== What is required ==
The records are to be restated in their entirety, word for word.

(Dataset records)
==============================

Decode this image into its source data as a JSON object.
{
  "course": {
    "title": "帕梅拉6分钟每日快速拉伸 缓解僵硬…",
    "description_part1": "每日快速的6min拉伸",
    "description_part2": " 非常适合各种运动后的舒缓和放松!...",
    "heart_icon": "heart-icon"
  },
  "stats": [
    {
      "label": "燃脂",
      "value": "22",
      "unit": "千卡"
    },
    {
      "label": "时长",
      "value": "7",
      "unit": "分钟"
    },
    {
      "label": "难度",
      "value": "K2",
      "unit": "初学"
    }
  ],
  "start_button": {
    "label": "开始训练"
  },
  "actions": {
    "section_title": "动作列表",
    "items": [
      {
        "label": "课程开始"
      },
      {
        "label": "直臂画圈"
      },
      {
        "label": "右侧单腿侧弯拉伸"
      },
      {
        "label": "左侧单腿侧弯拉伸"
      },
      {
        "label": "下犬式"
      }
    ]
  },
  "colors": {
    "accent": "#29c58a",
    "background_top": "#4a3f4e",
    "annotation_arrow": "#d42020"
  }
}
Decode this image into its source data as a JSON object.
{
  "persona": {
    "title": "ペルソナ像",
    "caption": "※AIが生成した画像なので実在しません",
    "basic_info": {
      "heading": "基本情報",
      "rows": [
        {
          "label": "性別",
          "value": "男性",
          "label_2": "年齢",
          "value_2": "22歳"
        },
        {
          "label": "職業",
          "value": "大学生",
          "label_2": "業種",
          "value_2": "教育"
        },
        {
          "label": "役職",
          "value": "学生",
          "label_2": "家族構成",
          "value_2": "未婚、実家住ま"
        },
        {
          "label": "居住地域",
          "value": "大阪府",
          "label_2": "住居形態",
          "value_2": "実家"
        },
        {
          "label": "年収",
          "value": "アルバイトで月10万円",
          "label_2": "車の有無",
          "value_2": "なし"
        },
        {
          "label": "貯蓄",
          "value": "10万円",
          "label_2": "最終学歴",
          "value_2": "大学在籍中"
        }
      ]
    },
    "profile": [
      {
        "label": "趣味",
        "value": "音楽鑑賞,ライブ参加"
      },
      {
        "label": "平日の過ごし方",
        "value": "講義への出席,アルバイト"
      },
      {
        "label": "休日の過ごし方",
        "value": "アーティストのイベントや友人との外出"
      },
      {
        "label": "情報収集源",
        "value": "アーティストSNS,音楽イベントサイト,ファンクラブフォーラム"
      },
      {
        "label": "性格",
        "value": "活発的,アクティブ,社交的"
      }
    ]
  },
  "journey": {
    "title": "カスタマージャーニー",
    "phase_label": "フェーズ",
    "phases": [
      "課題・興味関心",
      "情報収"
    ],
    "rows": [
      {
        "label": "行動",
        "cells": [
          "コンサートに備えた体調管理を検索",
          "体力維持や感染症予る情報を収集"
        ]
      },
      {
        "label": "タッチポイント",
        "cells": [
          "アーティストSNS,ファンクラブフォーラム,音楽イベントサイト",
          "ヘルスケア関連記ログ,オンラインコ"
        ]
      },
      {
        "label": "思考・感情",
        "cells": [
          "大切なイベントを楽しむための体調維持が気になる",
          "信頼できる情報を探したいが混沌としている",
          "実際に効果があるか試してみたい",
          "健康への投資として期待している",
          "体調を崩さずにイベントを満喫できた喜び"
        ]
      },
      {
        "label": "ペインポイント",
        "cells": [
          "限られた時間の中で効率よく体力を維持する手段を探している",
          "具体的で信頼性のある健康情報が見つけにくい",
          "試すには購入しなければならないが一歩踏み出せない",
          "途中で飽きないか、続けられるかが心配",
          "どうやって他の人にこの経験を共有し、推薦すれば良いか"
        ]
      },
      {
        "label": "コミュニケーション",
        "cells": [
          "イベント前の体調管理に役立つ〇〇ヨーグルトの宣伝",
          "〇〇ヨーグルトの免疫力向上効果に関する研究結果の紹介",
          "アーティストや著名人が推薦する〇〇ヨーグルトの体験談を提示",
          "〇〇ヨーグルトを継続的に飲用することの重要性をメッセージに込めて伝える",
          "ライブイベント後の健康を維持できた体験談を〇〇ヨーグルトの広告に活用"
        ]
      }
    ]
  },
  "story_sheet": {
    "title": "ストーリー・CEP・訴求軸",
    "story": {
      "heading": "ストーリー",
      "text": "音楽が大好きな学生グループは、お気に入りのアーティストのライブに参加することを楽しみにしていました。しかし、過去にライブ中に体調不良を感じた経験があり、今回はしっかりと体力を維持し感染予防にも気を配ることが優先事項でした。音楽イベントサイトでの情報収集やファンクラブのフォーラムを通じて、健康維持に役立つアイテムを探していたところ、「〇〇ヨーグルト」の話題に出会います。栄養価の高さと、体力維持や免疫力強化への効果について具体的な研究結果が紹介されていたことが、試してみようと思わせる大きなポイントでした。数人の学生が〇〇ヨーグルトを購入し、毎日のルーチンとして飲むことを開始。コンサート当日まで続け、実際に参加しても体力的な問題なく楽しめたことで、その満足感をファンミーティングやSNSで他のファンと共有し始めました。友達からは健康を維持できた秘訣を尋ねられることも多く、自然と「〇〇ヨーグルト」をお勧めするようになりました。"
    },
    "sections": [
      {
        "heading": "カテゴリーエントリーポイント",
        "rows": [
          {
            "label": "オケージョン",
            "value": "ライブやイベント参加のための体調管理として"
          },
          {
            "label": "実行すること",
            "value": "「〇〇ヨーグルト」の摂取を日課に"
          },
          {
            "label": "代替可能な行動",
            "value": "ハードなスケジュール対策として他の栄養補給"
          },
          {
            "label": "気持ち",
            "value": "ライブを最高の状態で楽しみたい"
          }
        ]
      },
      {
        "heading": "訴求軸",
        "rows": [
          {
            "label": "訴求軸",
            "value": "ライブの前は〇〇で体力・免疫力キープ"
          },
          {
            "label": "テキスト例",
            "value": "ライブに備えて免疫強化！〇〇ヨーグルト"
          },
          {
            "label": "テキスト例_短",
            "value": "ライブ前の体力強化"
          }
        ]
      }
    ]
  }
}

==============================

== Result for this exercise ==
Decode this image into its source data as a JSON object.
{
  "course": {
    "title": "帕梅拉6分钟每日快速拉伸 缓解僵硬…",
    "description_part1": "每日快速的6min拉伸",
    "description_part2": " 非常适合各种运动后的舒缓和放松!...",
    "heart_icon": "heart-icon"
  },
  "stats": [
    {
      "label": "燃脂",
      "value": "22",
      "unit": "千卡"
    },
    {
      "label": "时长",
      "value": "7",
      "unit": "分钟"
    },
    {
      "label": "难度",
      "value": "K2",
      "unit": "初学"
    }
  ],
  "start_button": {
    "label": "开始训练"
  },
  "actions": {
    "section_title": "动作列表",
    "items": [
      {
        "label": "课程开始"
      },
      {
        "label": "直臂画圈"
      },
      {
        "label": "右侧单腿侧弯拉伸"
      },
      {
        "label": "左侧单腿侧弯拉伸"
      },
      {
        "label": "下犬式"
      }
    ]
  },
  "colors": {
    "accent": "#29c58a",
    "background_top": "#4a3f4e",
    "annotation_arrow": "#d42020"
  }
}
Decode this image into its source data as a JSON object.
{
  "persona": {
    "title": "ペルソナ像",
    "caption": "※AIが生成した画像なので実在しません",
    "basic_info": {
      "heading": "基本情報",
      "rows": [
        {
          "label": "性別",
          "value": "男性",
          "label_2": "年齢",
          "value_2": "22歳"
        },
        {
          "label": "職業",
          "value": "大学生",
          "label_2": "業種",
          "value_2": "教育"
        },
        {
          "label": "役職",
          "value": "学生",
          "label_2": "家族構成",
          "value_2": "未婚、実家住ま"
        },
        {
          "label": "居住地域",
          "value": "大阪府",
          "label_2": "住居形態",
          "value_2": "実家"
        },
        {
          "label": "年収",
          "value": "アルバイトで月10万円",
          "label_2": "車の有無",
          "value_2": "なし"
        },
        {
          "label": "貯蓄",
          "value": "10万円",
          "label_2": "最終学歴",
          "value_2": "大学在籍中"
        }
      ]
    },
    "profile": [
      {
        "label": "趣味",
        "value": "音楽鑑賞,ライブ参加"
      },
      {
        "label": "平日の過ごし方",
        "value": "講義への出席,アルバイト"
      },
      {
        "label": "休日の過ごし方",
        "value": "アーティストのイベントや友人との外出"
      },
      {
        "label": "情報収集源",
        "value": "アーティストSNS,音楽イベントサイト,ファンクラブフォーラム"
      },
      {
        "label": "性格",
        "value": "活発的,アクティブ,社交的"
      }
    ]
  },
  "journey": {
    "title": "カスタマージャーニー",
    "phase_label": "フェーズ",
    "phases": [
      "課題・興味関心",
      "情報収"
    ],
    "rows": [
      {
        "label": "行動",
        "cells": [
          "コンサートに備えた体調管理を検索",
          "体力維持や感染症予る情報を収集"
        ]
      },
      {
        "label": "タッチポイント",
        "cells": [
          "アーティストSNS,ファンクラブフォーラム,音楽イベントサイト",
          "ヘルスケア関連記ログ,オンラインコ"
        ]
      },
      {
        "label": "思考・感情",
        "cells": [
          "大切なイベントを楽しむための体調維持が気になる",
          "信頼できる情報を探したいが混沌としている",
          "実際に効果があるか試してみたい",
          "健康への投資として期待している",
          "体調を崩さずにイベントを満喫できた喜び"
        ]
      },
      {
        "label": "ペインポイント",
        "cells": [
          "限られた時間の中で効率よく体力を維持する手段を探している",
          "具体的で信頼性のある健康情報が見つけにくい",
          "試すには購入しなければならないが一歩踏み出せない",
          "途中で飽きないか、続けられるかが心配",
          "どうやって他の人にこの経験を共有し、推薦すれば良いか"
        ]
      },
      {
        "label": "コミュニケーション",
        "cells": [
          "イベント前の体調管理に役立つ〇〇ヨーグルトの宣伝",
          "〇〇ヨーグルトの免疫力向上効果に関する研究結果の紹介",
          "アーティストや著名人が推薦する〇〇ヨーグルトの体験談を提示",
          "〇〇ヨーグルトを継続的に飲用することの重要性をメッセージに込めて伝える",
          "ライブイベント後の健康を維持できた体験談を〇〇ヨーグルトの広告に活用"
        ]
      }
    ]
  },
  "story_sheet": {
    "title": "ストーリー・CEP・訴求軸",
    "story": {
      "heading": "ストーリー",
      "text": "音楽が大好きな学生グループは、お気に入りのアーティストのライブに参加することを楽しみにしていました。しかし、過去にライブ中に体調不良を感じた経験があり、今回はしっかりと体力を維持し感染予防にも気を配ることが優先事項でした。音楽イベントサイトでの情報収集やファンクラブのフォーラムを通じて、健康維持に役立つアイテムを探していたところ、「〇〇ヨーグルト」の話題に出会います。栄養価の高さと、体力維持や免疫力強化への効果について具体的な研究結果が紹介されていたことが、試してみようと思わせる大きなポイントでした。数人の学生が〇〇ヨーグルトを購入し、毎日のルーチンとして飲むことを開始。コンサート当日まで続け、実際に参加しても体力的な問題なく楽しめたことで、その満足感をファンミーティングやSNSで他のファンと共有し始めました。友達からは健康を維持できた秘訣を尋ねられることも多く、自然と「〇〇ヨーグルト」をお勧めするようになりました。"
    },
    "sections": [
      {
        "heading": "カテゴリーエントリーポイント",
        "rows": [
          {
            "label": "オケージョン",
            "value": "ライブやイベント参加のための体調管理として"
          },
          {
            "label": "実行すること",
            "value": "「〇〇ヨーグルト」の摂取を日課に"
          },
          {
            "label": "代替可能な行動",
            "value": "ハードなスケジュール対策として他の栄養補給"
          },
          {
            "label": "気持ち",
            "value": "ライブを最高の状態で楽しみたい"
          }
        ]
      },
      {
        "heading": "訴求軸",
        "rows": [
          {
            "label": "訴求軸",
            "value": "ライブの前は〇〇で体力・免疫力キープ"
          },
          {
            "label": "テキスト例",
            "value": "ライブに備えて免疫強化！〇〇ヨーグルト"
          },
          {
            "label": "テキスト例_短",
            "value": "ライブ前の体力強化"
          }
        ]
      }
    ]
  }
}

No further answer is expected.